## Start Dataset rows
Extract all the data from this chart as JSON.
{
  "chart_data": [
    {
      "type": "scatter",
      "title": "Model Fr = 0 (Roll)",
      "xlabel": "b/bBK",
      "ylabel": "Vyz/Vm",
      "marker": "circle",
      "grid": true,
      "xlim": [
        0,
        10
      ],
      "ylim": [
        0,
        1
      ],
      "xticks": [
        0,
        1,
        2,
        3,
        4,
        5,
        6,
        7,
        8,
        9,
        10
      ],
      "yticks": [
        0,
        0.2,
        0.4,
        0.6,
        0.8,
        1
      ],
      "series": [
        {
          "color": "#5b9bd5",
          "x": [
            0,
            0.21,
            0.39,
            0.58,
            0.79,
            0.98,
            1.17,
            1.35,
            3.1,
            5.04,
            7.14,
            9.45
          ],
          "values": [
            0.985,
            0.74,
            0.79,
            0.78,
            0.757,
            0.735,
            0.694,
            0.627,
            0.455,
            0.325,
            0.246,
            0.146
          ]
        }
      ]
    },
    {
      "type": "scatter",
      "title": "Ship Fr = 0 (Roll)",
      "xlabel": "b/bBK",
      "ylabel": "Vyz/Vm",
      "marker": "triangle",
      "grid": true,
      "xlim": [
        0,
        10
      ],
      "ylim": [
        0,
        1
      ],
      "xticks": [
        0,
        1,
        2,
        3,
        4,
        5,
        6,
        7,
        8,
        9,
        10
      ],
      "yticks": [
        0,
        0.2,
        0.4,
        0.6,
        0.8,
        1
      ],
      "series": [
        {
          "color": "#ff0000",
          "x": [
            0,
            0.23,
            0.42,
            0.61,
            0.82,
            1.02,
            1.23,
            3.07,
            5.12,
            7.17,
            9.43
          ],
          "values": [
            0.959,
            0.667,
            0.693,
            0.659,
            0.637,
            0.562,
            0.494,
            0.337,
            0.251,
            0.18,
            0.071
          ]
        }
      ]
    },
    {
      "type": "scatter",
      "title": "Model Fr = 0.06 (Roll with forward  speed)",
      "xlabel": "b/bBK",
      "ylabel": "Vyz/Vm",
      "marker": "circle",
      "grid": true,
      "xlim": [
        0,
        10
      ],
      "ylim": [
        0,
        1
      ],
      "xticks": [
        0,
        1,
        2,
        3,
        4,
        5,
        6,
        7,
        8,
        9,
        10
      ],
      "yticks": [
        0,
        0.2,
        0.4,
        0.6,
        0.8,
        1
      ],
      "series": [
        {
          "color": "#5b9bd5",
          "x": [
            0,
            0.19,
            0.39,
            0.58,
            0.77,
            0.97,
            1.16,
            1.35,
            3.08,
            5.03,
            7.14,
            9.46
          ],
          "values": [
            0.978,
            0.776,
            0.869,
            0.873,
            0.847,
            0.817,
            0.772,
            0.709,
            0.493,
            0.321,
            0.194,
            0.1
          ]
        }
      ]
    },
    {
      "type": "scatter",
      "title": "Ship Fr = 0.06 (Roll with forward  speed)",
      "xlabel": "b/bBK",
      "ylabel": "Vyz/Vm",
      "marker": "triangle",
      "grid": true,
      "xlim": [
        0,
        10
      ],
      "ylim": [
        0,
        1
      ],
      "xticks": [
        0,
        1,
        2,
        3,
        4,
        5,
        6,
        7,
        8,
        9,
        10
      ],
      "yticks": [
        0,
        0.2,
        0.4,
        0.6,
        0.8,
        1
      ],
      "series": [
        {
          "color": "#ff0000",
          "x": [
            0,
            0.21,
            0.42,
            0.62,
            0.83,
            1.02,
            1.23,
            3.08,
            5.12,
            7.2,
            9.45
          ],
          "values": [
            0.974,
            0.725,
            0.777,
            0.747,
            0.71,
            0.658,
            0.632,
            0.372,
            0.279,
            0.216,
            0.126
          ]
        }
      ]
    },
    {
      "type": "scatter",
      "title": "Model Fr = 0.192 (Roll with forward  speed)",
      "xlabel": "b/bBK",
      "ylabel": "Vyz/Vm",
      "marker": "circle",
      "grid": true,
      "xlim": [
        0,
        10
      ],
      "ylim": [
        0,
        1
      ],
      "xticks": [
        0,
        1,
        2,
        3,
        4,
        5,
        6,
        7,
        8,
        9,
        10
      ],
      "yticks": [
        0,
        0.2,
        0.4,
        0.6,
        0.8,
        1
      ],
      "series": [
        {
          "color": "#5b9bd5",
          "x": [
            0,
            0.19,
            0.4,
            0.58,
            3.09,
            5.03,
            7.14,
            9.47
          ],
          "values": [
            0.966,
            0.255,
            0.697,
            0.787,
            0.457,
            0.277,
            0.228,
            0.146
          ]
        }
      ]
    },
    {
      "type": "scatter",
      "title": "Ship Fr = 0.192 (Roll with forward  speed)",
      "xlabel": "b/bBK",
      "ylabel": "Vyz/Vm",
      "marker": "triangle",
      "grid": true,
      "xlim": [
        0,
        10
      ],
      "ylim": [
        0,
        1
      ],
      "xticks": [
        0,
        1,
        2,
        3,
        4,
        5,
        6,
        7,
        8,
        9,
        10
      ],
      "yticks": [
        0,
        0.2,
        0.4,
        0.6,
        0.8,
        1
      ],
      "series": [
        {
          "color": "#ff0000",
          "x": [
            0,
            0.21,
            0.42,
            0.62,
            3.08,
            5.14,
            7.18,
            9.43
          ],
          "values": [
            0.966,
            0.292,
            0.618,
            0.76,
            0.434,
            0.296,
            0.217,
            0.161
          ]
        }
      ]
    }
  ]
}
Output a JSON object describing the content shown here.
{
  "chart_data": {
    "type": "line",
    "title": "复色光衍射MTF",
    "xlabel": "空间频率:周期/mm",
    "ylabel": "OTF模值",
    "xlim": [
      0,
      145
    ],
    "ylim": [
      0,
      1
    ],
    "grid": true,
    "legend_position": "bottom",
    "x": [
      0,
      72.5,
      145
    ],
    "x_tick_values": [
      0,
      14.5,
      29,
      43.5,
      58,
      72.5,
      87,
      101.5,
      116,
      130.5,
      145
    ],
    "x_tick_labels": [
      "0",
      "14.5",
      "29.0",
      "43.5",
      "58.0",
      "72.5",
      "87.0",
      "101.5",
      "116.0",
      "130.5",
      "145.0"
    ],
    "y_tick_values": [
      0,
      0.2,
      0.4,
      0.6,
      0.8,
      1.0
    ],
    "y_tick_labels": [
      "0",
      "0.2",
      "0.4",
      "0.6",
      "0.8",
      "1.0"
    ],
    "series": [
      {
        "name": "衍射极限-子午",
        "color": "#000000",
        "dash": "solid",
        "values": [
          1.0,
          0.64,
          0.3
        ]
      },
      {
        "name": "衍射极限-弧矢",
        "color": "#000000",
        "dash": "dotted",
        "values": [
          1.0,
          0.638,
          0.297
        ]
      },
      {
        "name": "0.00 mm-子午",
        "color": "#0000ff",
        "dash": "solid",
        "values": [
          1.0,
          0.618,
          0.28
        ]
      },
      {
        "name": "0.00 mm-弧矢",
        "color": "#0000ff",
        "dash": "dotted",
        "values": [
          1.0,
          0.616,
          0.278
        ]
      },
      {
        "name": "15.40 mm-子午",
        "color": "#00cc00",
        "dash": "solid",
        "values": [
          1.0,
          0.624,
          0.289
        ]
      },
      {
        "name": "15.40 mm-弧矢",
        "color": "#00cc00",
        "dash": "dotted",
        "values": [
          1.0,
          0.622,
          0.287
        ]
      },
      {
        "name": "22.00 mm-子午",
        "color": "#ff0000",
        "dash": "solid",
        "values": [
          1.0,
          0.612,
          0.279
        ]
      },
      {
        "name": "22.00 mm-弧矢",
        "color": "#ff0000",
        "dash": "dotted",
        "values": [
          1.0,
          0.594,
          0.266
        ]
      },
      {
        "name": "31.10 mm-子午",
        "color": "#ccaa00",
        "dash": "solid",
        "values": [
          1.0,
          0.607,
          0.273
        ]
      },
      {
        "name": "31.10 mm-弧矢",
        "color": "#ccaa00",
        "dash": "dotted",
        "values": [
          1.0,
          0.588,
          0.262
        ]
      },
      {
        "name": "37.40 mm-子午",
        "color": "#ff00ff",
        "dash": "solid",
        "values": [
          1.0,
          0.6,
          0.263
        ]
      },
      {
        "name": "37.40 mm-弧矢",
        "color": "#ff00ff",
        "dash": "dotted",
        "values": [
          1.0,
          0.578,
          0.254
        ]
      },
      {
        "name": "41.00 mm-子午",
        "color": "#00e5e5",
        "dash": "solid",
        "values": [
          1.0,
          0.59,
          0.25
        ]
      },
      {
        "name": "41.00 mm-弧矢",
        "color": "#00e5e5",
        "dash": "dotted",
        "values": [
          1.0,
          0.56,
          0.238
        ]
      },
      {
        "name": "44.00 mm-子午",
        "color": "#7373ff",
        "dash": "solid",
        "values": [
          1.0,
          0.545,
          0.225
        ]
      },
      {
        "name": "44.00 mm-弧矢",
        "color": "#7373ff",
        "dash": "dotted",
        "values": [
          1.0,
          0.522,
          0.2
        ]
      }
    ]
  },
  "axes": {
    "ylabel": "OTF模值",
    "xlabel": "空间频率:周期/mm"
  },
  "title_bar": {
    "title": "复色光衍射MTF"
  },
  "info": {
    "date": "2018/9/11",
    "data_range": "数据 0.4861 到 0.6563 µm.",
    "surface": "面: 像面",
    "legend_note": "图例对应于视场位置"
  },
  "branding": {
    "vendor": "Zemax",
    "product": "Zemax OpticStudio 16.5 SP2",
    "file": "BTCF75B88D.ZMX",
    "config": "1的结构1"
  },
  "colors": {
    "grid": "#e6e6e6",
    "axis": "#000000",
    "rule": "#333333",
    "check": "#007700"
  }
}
## End Dataset rows
- _Goal_
Look over the records above and copy each line that includes the string "Roll".

- _Problem solution_
      "title": "Model Fr = 0 (Roll)",
      "title": "Ship Fr = 0 (Roll)",
      "title": "Model Fr = 0.06 (Roll with forward  speed)",
      "title": "Ship Fr = 0.06 (Roll with forward  speed)",
      "title": "Model Fr = 0.192 (Roll with forward  speed)",
      "title": "Ship Fr = 0.192 (Roll with forward  speed)",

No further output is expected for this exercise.